— start —

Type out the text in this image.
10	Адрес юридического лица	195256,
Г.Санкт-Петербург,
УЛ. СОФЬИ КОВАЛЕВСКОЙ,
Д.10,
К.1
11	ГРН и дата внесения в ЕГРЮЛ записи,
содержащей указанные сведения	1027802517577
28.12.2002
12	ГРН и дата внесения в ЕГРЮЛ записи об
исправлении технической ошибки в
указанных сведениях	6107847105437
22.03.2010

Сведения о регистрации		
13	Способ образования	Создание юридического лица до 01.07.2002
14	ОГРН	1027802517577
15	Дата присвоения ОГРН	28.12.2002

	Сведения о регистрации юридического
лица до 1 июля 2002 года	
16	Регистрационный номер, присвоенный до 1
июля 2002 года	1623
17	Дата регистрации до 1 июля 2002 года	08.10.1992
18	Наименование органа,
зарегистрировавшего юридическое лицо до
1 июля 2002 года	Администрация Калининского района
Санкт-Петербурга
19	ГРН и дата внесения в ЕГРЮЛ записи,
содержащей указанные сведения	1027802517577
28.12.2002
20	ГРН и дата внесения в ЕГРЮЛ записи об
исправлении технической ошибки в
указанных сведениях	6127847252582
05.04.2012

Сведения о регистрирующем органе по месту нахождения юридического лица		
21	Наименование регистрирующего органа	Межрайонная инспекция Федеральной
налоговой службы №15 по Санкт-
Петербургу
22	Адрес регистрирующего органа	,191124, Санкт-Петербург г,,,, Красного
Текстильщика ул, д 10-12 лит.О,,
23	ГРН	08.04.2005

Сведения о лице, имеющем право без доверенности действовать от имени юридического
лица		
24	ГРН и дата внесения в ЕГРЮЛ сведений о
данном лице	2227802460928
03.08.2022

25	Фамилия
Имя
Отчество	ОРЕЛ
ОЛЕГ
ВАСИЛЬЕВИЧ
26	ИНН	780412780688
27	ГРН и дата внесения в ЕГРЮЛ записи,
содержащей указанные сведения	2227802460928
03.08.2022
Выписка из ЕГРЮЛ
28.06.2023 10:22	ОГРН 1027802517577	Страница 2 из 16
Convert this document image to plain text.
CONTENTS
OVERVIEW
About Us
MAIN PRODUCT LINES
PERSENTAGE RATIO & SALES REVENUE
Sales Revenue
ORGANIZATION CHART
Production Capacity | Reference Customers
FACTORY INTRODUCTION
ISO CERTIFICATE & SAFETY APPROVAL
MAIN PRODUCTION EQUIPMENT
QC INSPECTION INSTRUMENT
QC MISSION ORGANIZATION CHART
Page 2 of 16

— end —

Task directions: Give the listing again, word for word.

Reply to the task:
Type out the text in this image.
10	Адрес юридического лица	195256,
Г.Санкт-Петербург,
УЛ. СОФЬИ КОВАЛЕВСКОЙ,
Д.10,
К.1
11	ГРН и дата внесения в ЕГРЮЛ записи,
содержащей указанные сведения	1027802517577
28.12.2002
12	ГРН и дата внесения в ЕГРЮЛ записи об
исправлении технической ошибки в
указанных сведениях	6107847105437
22.03.2010

Сведения о регистрации		
13	Способ образования	Создание юридического лица до 01.07.2002
14	ОГРН	1027802517577
15	Дата присвоения ОГРН	28.12.2002

	Сведения о регистрации юридического
лица до 1 июля 2002 года	
16	Регистрационный номер, присвоенный до 1
июля 2002 года	1623
17	Дата регистрации до 1 июля 2002 года	08.10.1992
18	Наименование органа,
зарегистрировавшего юридическое лицо до
1 июля 2002 года	Администрация Калининского района
Санкт-Петербурга
19	ГРН и дата внесения в ЕГРЮЛ записи,
содержащей указанные сведения	1027802517577
28.12.2002
20	ГРН и дата внесения в ЕГРЮЛ записи об
исправлении технической ошибки в
указанных сведениях	6127847252582
05.04.2012

Сведения о регистрирующем органе по месту нахождения юридического лица		
21	Наименование регистрирующего органа	Межрайонная инспекция Федеральной
налоговой службы №15 по Санкт-
Петербургу
22	Адрес регистрирующего органа	,191124, Санкт-Петербург г,,,, Красного
Текстильщика ул, д 10-12 лит.О,,
23	ГРН	08.04.2005

Сведения о лице, имеющем право без доверенности действовать от имени юридического
лица		
24	ГРН и дата внесения в ЕГРЮЛ сведений о
данном лице	2227802460928
03.08.2022

25	Фамилия
Имя
Отчество	ОРЕЛ
ОЛЕГ
ВАСИЛЬЕВИЧ
26	ИНН	780412780688
27	ГРН и дата внесения в ЕГРЮЛ записи,
содержащей указанные сведения	2227802460928
03.08.2022
Выписка из ЕГРЮЛ
28.06.2023 10:22	ОГРН 1027802517577	Страница 2 из 16
Convert this document image to plain text.
CONTENTS
OVERVIEW
About Us
MAIN PRODUCT LINES
PERSENTAGE RATIO & SALES REVENUE
Sales Revenue
ORGANIZATION CHART
Production Capacity | Reference Customers
FACTORY INTRODUCTION
ISO CERTIFICATE & SAFETY APPROVAL
MAIN PRODUCTION EQUIPMENT
QC INSPECTION INSTRUMENT
QC MISSION ORGANIZATION CHART
Page 2 of 16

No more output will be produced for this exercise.